Stored dataset items
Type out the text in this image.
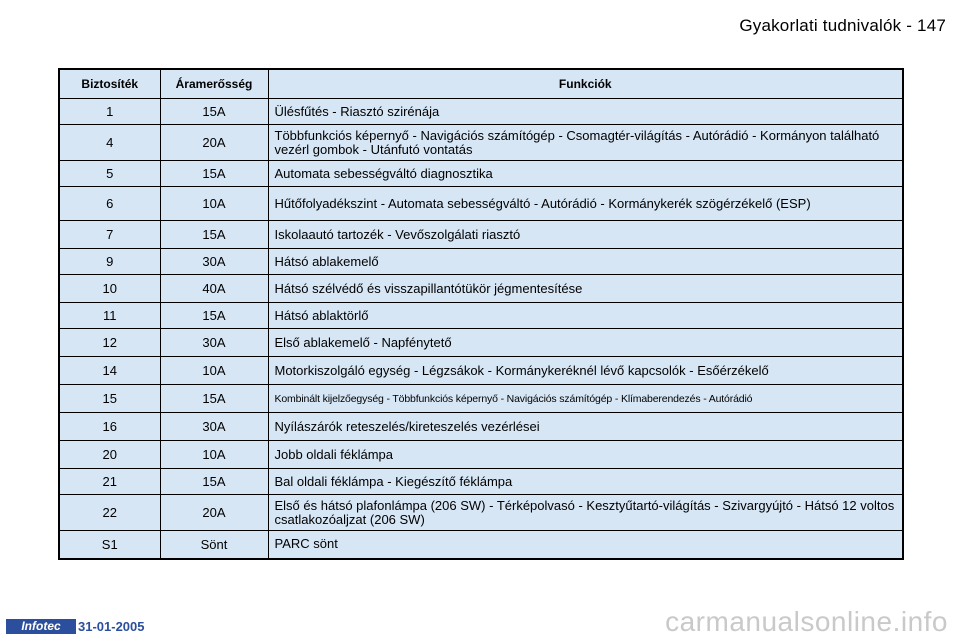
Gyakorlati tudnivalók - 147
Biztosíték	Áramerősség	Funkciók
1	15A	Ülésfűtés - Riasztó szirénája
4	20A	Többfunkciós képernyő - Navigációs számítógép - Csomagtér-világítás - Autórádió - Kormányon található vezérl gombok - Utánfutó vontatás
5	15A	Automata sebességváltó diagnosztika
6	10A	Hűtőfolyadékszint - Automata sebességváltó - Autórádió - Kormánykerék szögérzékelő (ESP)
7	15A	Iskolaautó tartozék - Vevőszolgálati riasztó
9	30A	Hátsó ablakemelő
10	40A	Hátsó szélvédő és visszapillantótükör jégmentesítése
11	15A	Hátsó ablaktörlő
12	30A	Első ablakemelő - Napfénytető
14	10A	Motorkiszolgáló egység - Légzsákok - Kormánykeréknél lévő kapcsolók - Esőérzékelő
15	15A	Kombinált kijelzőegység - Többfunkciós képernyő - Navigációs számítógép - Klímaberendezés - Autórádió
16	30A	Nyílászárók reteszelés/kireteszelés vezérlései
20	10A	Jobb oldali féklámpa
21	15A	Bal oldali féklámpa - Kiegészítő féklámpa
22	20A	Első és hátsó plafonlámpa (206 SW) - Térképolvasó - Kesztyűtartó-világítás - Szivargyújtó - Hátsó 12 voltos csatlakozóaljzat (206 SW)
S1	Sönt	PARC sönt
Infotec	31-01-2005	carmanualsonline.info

--

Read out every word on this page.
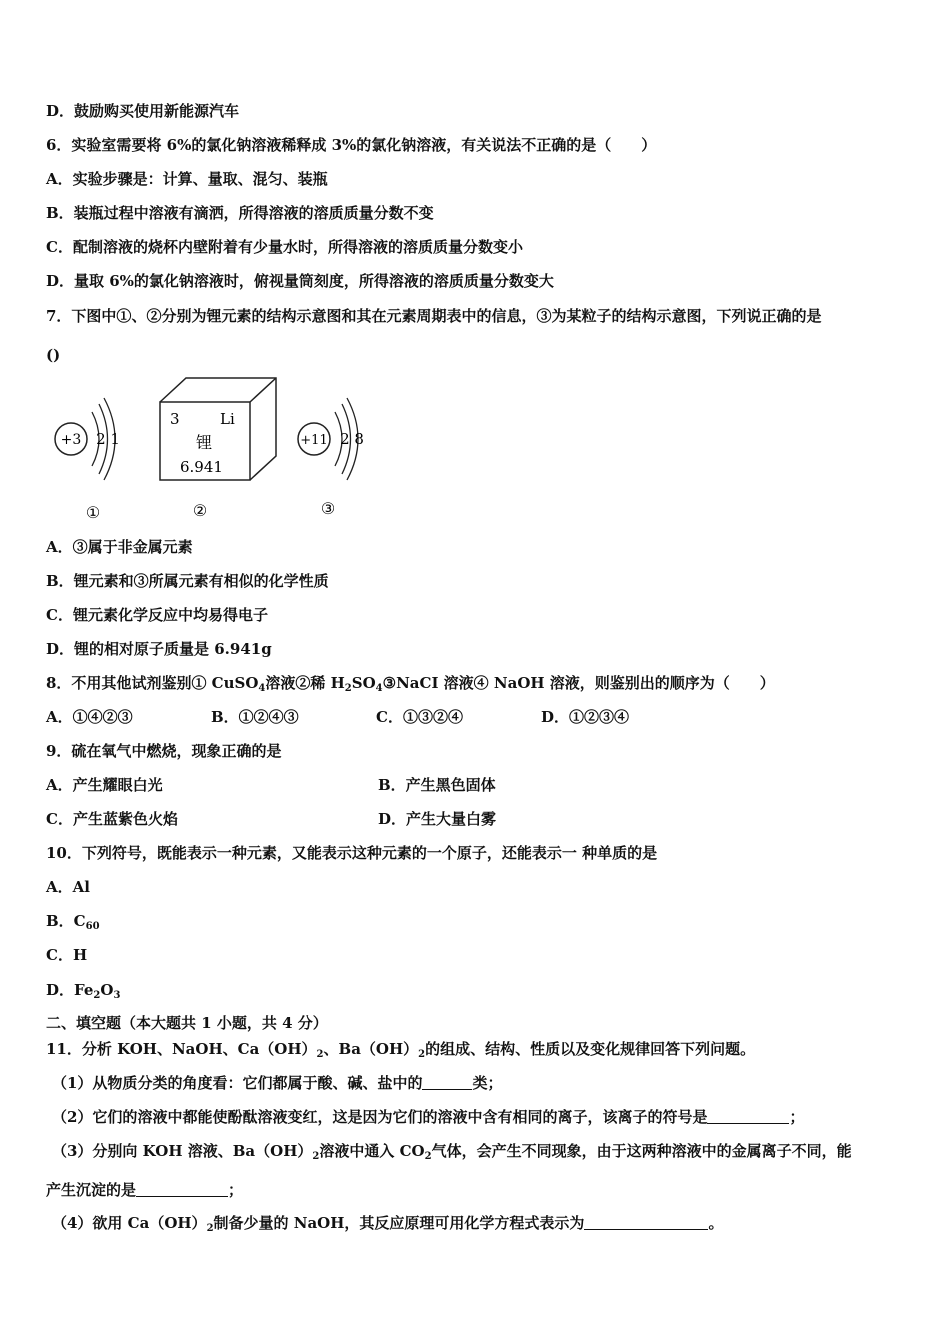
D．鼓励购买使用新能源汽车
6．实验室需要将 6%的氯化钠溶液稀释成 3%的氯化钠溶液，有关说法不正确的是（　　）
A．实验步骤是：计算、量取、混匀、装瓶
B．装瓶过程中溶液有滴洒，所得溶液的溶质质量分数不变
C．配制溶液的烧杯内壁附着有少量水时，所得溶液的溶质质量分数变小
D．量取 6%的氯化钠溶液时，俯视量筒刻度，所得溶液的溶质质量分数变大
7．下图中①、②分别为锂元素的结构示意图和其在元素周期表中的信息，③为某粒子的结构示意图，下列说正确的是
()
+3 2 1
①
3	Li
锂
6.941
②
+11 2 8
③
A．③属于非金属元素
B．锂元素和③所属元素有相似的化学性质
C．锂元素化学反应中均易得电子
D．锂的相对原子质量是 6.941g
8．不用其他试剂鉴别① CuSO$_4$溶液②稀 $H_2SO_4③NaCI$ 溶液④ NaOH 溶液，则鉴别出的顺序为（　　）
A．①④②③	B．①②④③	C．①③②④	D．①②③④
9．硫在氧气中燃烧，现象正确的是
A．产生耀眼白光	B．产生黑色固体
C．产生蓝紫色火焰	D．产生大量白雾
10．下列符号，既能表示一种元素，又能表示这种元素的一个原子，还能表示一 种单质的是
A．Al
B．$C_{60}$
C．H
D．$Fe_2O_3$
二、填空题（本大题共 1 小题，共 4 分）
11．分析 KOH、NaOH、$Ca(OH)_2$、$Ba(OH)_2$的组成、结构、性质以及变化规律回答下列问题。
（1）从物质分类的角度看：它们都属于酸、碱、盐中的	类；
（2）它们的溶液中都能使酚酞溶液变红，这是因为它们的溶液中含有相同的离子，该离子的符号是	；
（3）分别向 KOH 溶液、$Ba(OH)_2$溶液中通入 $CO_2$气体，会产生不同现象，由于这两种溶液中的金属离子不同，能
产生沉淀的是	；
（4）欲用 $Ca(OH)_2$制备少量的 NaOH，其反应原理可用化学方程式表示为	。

=== Exercise ===
In the material above, find the lines that contain "képernyő" and show them.

=== Solution to this exercise ===
4	20A	Többfunkciós képernyő - Navigációs számítógép - Csomagtér-világítás - Autórádió - Kormányon található vezérl gombok - Utánfutó vontatás
15	15A	Kombinált kijelzőegység - Többfunkciós képernyő - Navigációs számítógép - Klímaberendezés - Autórádió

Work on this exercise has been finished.